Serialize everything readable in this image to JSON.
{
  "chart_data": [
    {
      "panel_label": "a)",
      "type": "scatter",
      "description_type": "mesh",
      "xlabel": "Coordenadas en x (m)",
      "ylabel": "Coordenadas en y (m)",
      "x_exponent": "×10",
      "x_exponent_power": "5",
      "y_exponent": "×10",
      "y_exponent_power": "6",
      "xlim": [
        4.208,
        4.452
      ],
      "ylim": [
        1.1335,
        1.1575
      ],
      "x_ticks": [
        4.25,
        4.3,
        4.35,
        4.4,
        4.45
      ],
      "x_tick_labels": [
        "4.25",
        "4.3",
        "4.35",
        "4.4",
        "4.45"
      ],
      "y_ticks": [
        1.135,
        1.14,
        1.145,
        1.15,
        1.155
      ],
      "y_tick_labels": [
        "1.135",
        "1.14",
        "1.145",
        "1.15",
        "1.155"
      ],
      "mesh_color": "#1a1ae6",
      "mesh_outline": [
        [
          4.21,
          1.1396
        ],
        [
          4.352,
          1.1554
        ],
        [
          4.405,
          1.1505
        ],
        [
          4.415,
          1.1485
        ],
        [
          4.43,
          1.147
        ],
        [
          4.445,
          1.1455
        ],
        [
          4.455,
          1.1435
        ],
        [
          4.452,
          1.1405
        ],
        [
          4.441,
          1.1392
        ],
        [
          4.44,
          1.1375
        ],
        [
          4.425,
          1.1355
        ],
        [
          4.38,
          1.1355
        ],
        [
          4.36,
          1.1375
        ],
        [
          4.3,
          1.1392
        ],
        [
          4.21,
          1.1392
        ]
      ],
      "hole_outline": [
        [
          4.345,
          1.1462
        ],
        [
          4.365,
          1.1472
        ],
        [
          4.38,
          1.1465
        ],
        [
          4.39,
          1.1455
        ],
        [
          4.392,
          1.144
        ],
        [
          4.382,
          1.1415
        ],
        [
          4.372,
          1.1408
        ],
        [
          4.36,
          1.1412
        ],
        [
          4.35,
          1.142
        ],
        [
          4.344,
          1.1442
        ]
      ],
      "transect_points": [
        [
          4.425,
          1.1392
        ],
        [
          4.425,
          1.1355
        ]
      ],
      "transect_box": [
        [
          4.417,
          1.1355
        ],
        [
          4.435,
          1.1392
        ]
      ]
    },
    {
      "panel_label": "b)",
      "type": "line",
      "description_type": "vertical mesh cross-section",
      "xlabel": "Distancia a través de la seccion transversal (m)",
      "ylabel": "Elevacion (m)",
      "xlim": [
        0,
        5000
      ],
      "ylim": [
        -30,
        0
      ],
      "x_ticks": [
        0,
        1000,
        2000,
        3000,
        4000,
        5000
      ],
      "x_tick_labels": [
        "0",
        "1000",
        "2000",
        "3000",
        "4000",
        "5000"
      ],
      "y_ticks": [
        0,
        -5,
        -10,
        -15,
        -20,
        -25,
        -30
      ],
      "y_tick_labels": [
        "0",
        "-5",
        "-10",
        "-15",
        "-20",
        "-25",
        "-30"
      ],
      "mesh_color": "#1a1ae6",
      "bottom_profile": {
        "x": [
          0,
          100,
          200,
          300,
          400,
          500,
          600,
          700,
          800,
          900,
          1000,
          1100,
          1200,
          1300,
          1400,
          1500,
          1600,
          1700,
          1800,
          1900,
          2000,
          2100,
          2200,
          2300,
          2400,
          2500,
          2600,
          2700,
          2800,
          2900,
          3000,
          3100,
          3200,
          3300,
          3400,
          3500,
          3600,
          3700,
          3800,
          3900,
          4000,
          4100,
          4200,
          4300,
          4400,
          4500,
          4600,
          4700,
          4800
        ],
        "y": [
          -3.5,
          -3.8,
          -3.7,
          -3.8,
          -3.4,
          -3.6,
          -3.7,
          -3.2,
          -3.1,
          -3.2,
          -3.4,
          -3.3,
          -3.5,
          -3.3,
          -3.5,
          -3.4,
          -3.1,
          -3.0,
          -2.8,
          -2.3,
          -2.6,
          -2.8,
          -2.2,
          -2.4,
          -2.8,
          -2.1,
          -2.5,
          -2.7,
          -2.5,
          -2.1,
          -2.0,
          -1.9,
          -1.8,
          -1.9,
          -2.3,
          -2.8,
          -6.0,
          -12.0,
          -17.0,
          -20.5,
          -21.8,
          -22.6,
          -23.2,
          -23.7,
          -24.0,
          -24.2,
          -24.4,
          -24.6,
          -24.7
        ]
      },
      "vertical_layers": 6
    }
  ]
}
···
• _STATED TASK_: Write the data back out verbatim.

• _RESPONSE_:
Serialize everything readable in this image to JSON.
{
  "chart_data": [
    {
      "panel_label": "a)",
      "type": "scatter",
      "description_type": "mesh",
      "xlabel": "Coordenadas en x (m)",
      "ylabel": "Coordenadas en y (m)",
      "x_exponent": "×10",
      "x_exponent_power": "5",
      "y_exponent": "×10",
      "y_exponent_power": "6",
      "xlim": [
        4.208,
        4.452
      ],
      "ylim": [
        1.1335,
        1.1575
      ],
      "x_ticks": [
        4.25,
        4.3,
        4.35,
        4.4,
        4.45
      ],
      "x_tick_labels": [
        "4.25",
        "4.3",
        "4.35",
        "4.4",
        "4.45"
      ],
      "y_ticks": [
        1.135,
        1.14,
        1.145,
        1.15,
        1.155
      ],
      "y_tick_labels": [
        "1.135",
        "1.14",
        "1.145",
        "1.15",
        "1.155"
      ],
      "mesh_color": "#1a1ae6",
      "mesh_outline": [
        [
          4.21,
          1.1396
        ],
        [
          4.352,
          1.1554
        ],
        [
          4.405,
          1.1505
        ],
        [
          4.415,
          1.1485
        ],
        [
          4.43,
          1.147
        ],
        [
          4.445,
          1.1455
        ],
        [
          4.455,
          1.1435
        ],
        [
          4.452,
          1.1405
        ],
        [
          4.441,
          1.1392
        ],
        [
          4.44,
          1.1375
        ],
        [
          4.425,
          1.1355
        ],
        [
          4.38,
          1.1355
        ],
        [
          4.36,
          1.1375
        ],
        [
          4.3,
          1.1392
        ],
        [
          4.21,
          1.1392
        ]
      ],
      "hole_outline": [
        [
          4.345,
          1.1462
        ],
        [
          4.365,
          1.1472
        ],
        [
          4.38,
          1.1465
        ],
        [
          4.39,
          1.1455
        ],
        [
          4.392,
          1.144
        ],
        [
          4.382,
          1.1415
        ],
        [
          4.372,
          1.1408
        ],
        [
          4.36,
          1.1412
        ],
        [
          4.35,
          1.142
        ],
        [
          4.344,
          1.1442
        ]
      ],
      "transect_points": [
        [
          4.425,
          1.1392
        ],
        [
          4.425,
          1.1355
        ]
      ],
      "transect_box": [
        [
          4.417,
          1.1355
        ],
        [
          4.435,
          1.1392
        ]
      ]
    },
    {
      "panel_label": "b)",
      "type": "line",
      "description_type": "vertical mesh cross-section",
      "xlabel": "Distancia a través de la seccion transversal (m)",
      "ylabel": "Elevacion (m)",
      "xlim": [
        0,
        5000
      ],
      "ylim": [
        -30,
        0
      ],
      "x_ticks": [
        0,
        1000,
        2000,
        3000,
        4000,
        5000
      ],
      "x_tick_labels": [
        "0",
        "1000",
        "2000",
        "3000",
        "4000",
        "5000"
      ],
      "y_ticks": [
        0,
        -5,
        -10,
        -15,
        -20,
        -25,
        -30
      ],
      "y_tick_labels": [
        "0",
        "-5",
        "-10",
        "-15",
        "-20",
        "-25",
        "-30"
      ],
      "mesh_color": "#1a1ae6",
      "bottom_profile": {
        "x": [
          0,
          100,
          200,
          300,
          400,
          500,
          600,
          700,
          800,
          900,
          1000,
          1100,
          1200,
          1300,
          1400,
          1500,
          1600,
          1700,
          1800,
          1900,
          2000,
          2100,
          2200,
          2300,
          2400,
          2500,
          2600,
          2700,
          2800,
          2900,
          3000,
          3100,
          3200,
          3300,
          3400,
          3500,
          3600,
          3700,
          3800,
          3900,
          4000,
          4100,
          4200,
          4300,
          4400,
          4500,
          4600,
          4700,
          4800
        ],
        "y": [
          -3.5,
          -3.8,
          -3.7,
          -3.8,
          -3.4,
          -3.6,
          -3.7,
          -3.2,
          -3.1,
          -3.2,
          -3.4,
          -3.3,
          -3.5,
          -3.3,
          -3.5,
          -3.4,
          -3.1,
          -3.0,
          -2.8,
          -2.3,
          -2.6,
          -2.8,
          -2.2,
          -2.4,
          -2.8,
          -2.1,
          -2.5,
          -2.7,
          -2.5,
          -2.1,
          -2.0,
          -1.9,
          -1.8,
          -1.9,
          -2.3,
          -2.8,
          -6.0,
          -12.0,
          -17.0,
          -20.5,
          -21.8,
          -22.6,
          -23.2,
          -23.7,
          -24.0,
          -24.2,
          -24.4,
          -24.6,
          -24.7
        ]
      },
      "vertical_layers": 6
    }
  ]
}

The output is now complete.